THE REQUEST ▸
Word for word, quote all of the material, omitting the pictures.

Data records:

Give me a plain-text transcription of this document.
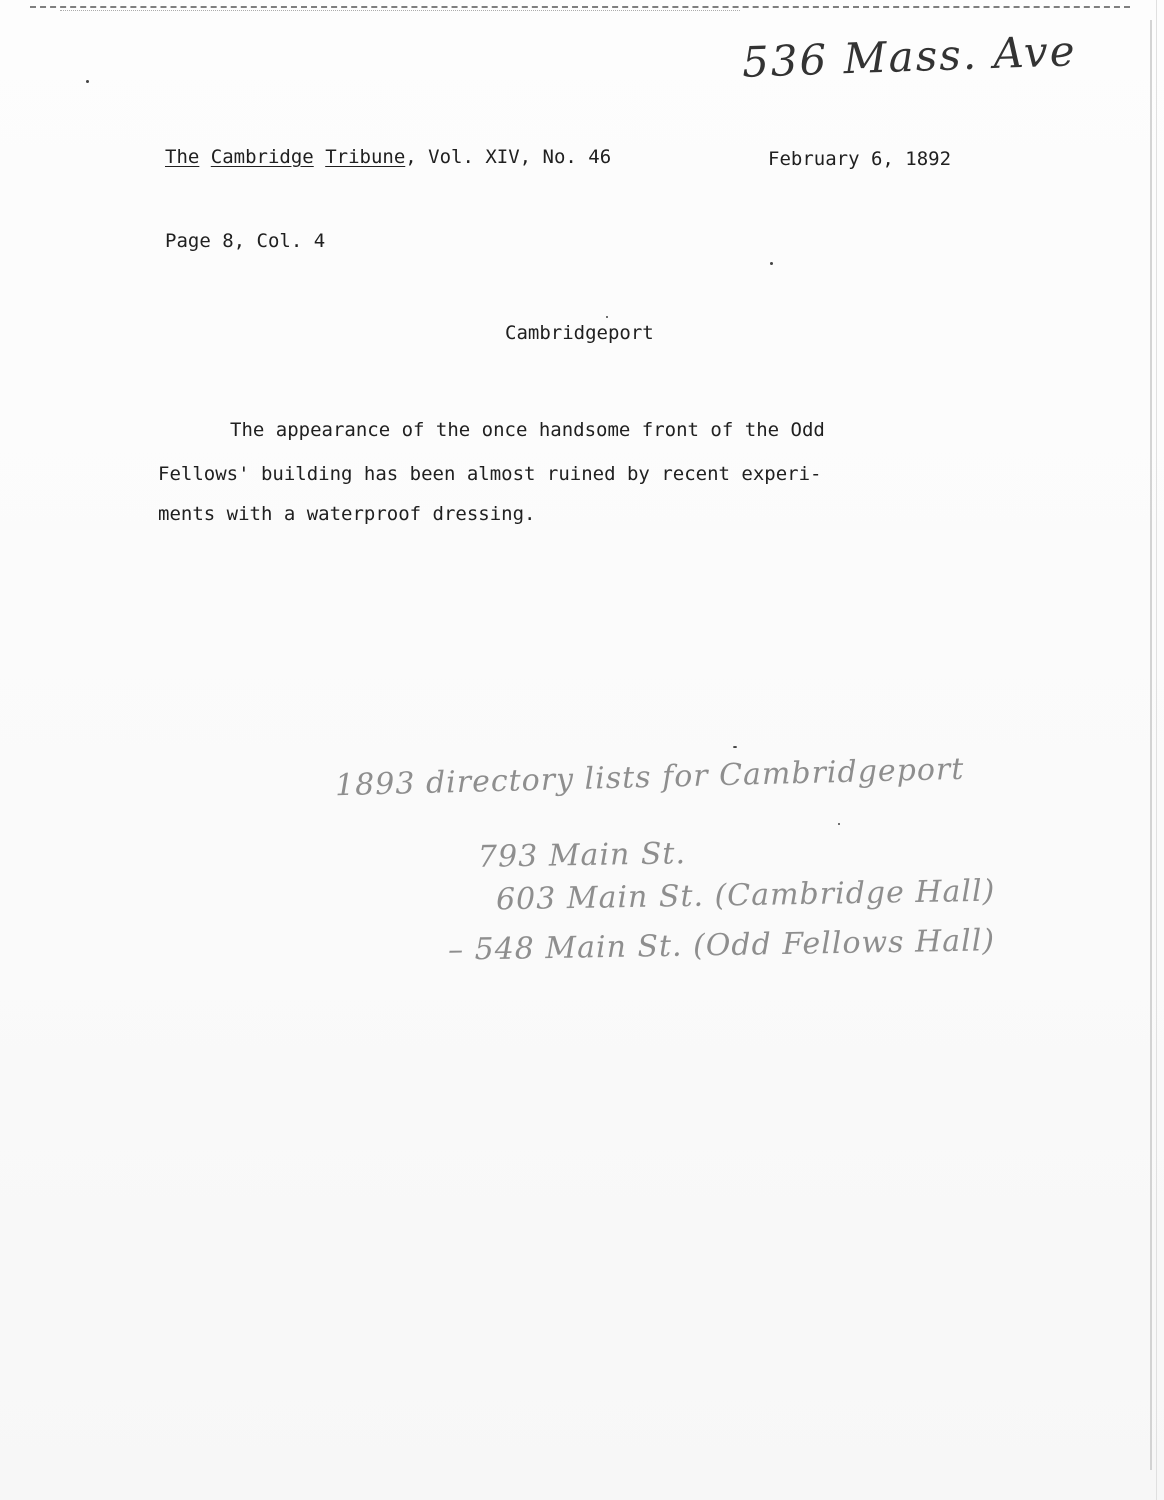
536 Mass. Ave
The Cambridge Tribune, Vol. XIV, No. 46	February 6, 1892
Page 8, Col. 4
Cambridgeport
The appearance of the once handsome front of the Odd
Fellows' building has been almost ruined by recent experi-
ments with a waterproof dressing.
1893 directory lists for Cambridgeport
793 Main St.
603 Main St. (Cambridge Hall)
– 548 Main St. (Odd Fellows Hall)
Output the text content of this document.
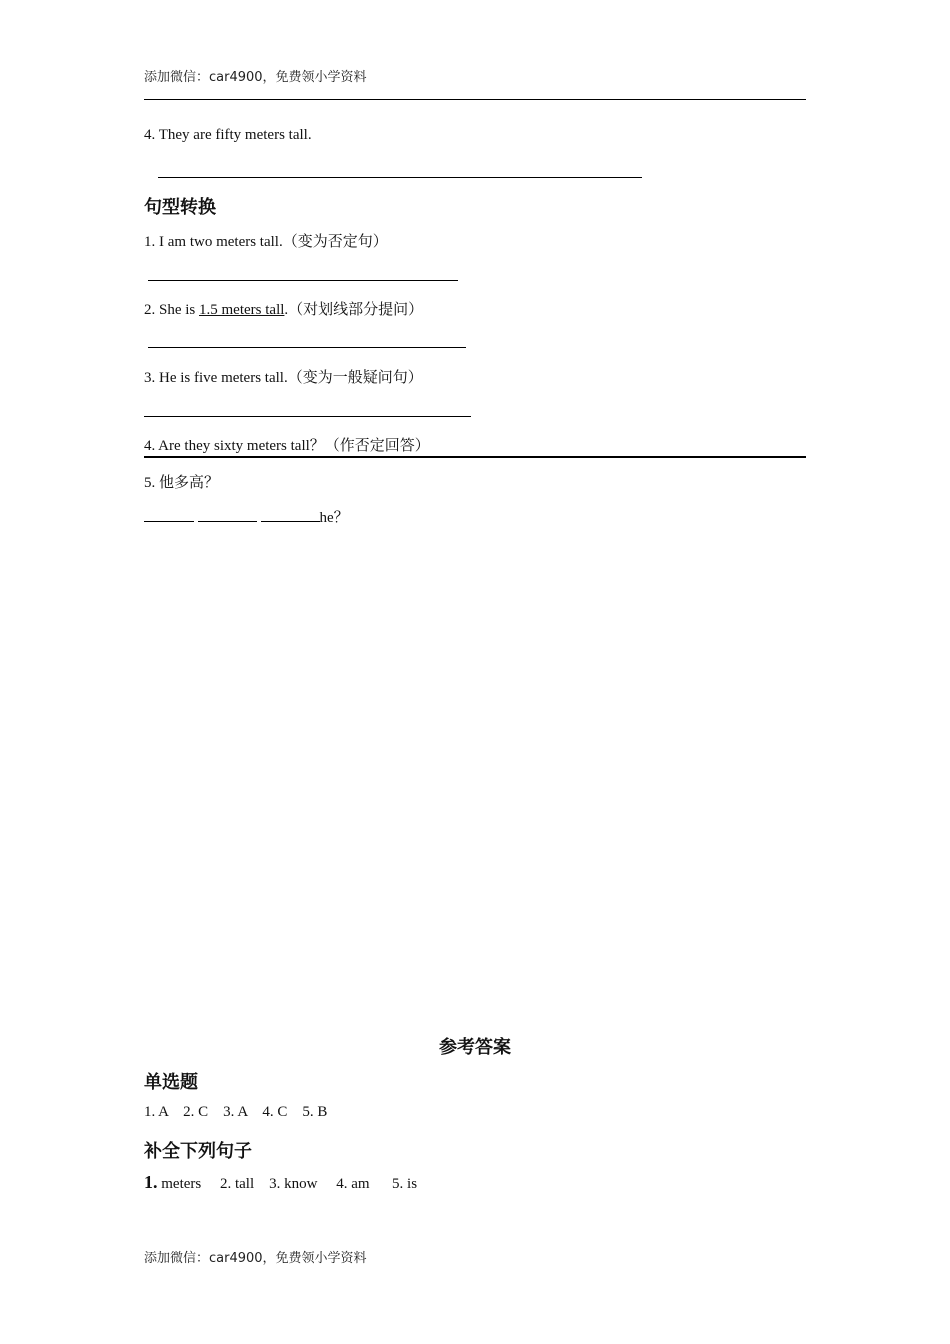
添加微信：car4900，免费领小学资料
4. They are fifty meters tall.
句型转换
1. I am two meters tall.（变为否定句）
2. She is 1.5 meters tall.（对划线部分提问）
3. He is five meters tall.（变为一般疑问句）
4. Are they sixty meters tall？（作否定回答）
5. 他多高？
he？
参考答案
单选题
1. A    2. C    3. A    4. C    5. B
补全下列句子
1. meters     2. tall    3. know     4. am      5. is
添加微信：car4900，免费领小学资料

EXERCISE SOLUTION ▸
Give me a plain-text transcription of this document.
536 Mass. Ave
The Cambridge Tribune, Vol. XIV, No. 46	February 6, 1892
Page 8, Col. 4
Cambridgeport
The appearance of the once handsome front of the Odd
Fellows' building has been almost ruined by recent experi-
ments with a waterproof dressing.
1893 directory lists for Cambridgeport
793 Main St.
603 Main St. (Cambridge Hall)
– 548 Main St. (Odd Fellows Hall)
Output the text content of this document.
添加微信：car4900，免费领小学资料
4. They are fifty meters tall.
句型转换
1. I am two meters tall.（变为否定句）
2. She is 1.5 meters tall.（对划线部分提问）
3. He is five meters tall.（变为一般疑问句）
4. Are they sixty meters tall？（作否定回答）
5. 他多高？
he？
参考答案
单选题
1. A    2. C    3. A    4. C    5. B
补全下列句子
1. meters     2. tall    3. know     4. am      5. is
添加微信：car4900，免费领小学资料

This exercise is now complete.